[Data entries]
"""

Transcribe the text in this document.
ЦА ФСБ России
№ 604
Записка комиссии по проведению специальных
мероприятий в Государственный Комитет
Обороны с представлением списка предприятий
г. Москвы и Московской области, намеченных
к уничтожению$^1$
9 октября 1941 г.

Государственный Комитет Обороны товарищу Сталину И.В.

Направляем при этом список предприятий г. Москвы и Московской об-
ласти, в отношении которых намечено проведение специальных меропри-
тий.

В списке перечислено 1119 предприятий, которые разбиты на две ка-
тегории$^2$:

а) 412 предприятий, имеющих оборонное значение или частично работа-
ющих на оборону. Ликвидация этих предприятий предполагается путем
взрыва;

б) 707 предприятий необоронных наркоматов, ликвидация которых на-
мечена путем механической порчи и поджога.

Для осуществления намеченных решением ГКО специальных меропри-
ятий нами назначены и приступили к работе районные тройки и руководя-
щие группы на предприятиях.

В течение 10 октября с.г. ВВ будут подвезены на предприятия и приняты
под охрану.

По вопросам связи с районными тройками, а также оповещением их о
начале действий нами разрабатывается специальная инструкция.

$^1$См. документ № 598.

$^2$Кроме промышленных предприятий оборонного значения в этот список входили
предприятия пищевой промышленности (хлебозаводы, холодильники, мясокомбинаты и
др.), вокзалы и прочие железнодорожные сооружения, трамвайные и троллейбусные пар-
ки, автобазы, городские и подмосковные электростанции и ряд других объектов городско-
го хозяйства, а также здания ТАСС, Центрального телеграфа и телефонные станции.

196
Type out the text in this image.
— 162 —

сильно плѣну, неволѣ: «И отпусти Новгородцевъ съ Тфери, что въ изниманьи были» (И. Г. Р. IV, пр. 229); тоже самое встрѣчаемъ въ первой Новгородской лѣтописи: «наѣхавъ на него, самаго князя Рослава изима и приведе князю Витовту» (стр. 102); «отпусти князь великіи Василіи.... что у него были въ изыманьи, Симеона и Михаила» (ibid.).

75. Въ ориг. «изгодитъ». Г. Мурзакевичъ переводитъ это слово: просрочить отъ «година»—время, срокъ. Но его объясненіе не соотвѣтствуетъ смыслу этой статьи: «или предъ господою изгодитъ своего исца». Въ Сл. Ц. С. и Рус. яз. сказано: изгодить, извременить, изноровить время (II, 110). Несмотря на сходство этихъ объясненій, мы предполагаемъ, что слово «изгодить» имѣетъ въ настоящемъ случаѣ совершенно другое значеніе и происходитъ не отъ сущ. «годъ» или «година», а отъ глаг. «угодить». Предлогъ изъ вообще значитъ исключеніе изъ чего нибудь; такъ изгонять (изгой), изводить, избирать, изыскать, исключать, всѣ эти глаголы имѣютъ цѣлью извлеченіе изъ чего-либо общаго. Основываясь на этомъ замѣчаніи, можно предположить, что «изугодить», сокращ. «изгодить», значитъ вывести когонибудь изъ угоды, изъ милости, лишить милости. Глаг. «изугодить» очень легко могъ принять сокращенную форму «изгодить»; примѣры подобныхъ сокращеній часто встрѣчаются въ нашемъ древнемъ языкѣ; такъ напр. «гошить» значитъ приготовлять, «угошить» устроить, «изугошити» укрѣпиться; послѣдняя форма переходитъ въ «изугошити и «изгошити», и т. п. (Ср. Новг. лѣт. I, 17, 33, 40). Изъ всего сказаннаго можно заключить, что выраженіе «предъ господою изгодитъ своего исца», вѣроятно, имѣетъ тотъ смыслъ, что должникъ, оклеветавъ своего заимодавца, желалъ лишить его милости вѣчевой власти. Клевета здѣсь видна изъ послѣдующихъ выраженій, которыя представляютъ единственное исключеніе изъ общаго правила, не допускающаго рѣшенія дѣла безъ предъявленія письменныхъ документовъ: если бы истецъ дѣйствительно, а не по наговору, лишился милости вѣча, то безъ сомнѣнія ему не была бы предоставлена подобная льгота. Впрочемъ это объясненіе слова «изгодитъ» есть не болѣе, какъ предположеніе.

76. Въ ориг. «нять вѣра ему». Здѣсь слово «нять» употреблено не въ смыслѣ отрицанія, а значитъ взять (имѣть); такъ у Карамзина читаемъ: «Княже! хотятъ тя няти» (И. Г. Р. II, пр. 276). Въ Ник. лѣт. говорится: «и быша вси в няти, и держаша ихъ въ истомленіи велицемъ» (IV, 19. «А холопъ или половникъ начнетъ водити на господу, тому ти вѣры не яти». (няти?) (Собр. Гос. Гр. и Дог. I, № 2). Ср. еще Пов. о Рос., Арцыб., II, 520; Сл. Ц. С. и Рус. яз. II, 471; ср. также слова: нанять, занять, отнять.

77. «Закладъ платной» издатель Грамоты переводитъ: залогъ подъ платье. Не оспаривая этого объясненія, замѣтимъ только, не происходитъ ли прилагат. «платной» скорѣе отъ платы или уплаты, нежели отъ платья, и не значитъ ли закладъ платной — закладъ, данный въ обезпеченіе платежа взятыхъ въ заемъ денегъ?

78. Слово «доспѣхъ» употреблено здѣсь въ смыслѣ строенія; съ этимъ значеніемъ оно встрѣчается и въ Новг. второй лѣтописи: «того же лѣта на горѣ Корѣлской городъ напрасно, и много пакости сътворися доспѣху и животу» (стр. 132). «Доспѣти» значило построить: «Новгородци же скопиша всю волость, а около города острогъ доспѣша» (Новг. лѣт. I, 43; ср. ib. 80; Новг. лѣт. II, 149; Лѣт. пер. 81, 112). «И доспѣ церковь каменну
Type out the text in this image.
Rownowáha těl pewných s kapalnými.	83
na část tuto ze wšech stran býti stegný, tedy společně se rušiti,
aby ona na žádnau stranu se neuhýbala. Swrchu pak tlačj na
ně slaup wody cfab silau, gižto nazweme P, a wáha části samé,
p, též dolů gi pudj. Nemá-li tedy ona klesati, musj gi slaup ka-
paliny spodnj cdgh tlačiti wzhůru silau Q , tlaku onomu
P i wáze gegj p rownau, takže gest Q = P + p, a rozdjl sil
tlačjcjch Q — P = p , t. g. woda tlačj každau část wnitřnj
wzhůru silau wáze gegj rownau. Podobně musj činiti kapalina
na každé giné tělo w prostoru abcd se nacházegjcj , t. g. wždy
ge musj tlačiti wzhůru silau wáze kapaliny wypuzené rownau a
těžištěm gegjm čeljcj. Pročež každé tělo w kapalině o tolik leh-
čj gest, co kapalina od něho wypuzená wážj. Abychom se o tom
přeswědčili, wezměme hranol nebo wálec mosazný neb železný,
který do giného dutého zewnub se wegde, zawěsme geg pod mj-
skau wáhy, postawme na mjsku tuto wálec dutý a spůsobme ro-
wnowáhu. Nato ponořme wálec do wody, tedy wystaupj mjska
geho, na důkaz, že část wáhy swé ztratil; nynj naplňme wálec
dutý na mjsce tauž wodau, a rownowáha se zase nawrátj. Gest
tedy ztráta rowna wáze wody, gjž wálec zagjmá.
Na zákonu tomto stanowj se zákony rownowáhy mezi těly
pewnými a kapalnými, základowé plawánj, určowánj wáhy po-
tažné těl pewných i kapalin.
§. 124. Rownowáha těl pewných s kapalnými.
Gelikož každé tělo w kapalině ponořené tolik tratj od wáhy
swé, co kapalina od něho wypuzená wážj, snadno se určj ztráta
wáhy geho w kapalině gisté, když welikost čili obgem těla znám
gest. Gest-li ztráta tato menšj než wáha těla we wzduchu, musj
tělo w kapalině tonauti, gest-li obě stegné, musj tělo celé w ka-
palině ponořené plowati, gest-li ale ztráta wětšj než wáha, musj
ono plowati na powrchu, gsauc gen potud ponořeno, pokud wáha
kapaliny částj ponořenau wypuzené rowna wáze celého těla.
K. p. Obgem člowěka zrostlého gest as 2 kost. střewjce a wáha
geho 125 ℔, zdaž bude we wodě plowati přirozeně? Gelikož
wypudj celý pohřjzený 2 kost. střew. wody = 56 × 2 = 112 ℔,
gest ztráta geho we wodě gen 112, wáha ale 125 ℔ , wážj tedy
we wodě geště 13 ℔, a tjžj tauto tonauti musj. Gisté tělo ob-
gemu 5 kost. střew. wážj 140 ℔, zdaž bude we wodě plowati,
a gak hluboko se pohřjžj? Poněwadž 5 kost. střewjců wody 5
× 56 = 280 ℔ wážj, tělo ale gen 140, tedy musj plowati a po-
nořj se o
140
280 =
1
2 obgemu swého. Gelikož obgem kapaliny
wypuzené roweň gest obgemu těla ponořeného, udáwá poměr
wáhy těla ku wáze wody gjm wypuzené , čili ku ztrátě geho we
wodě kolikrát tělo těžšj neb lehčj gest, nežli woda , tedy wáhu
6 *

"""

Look for the word "которых" in every line of the listing and copy the lines that have it.

THE ANSWER >>
ласти, в отношении которых намечено проведение специальных меропри-
б) 707 предприятий необоронных наркоматов, ликвидация которых на-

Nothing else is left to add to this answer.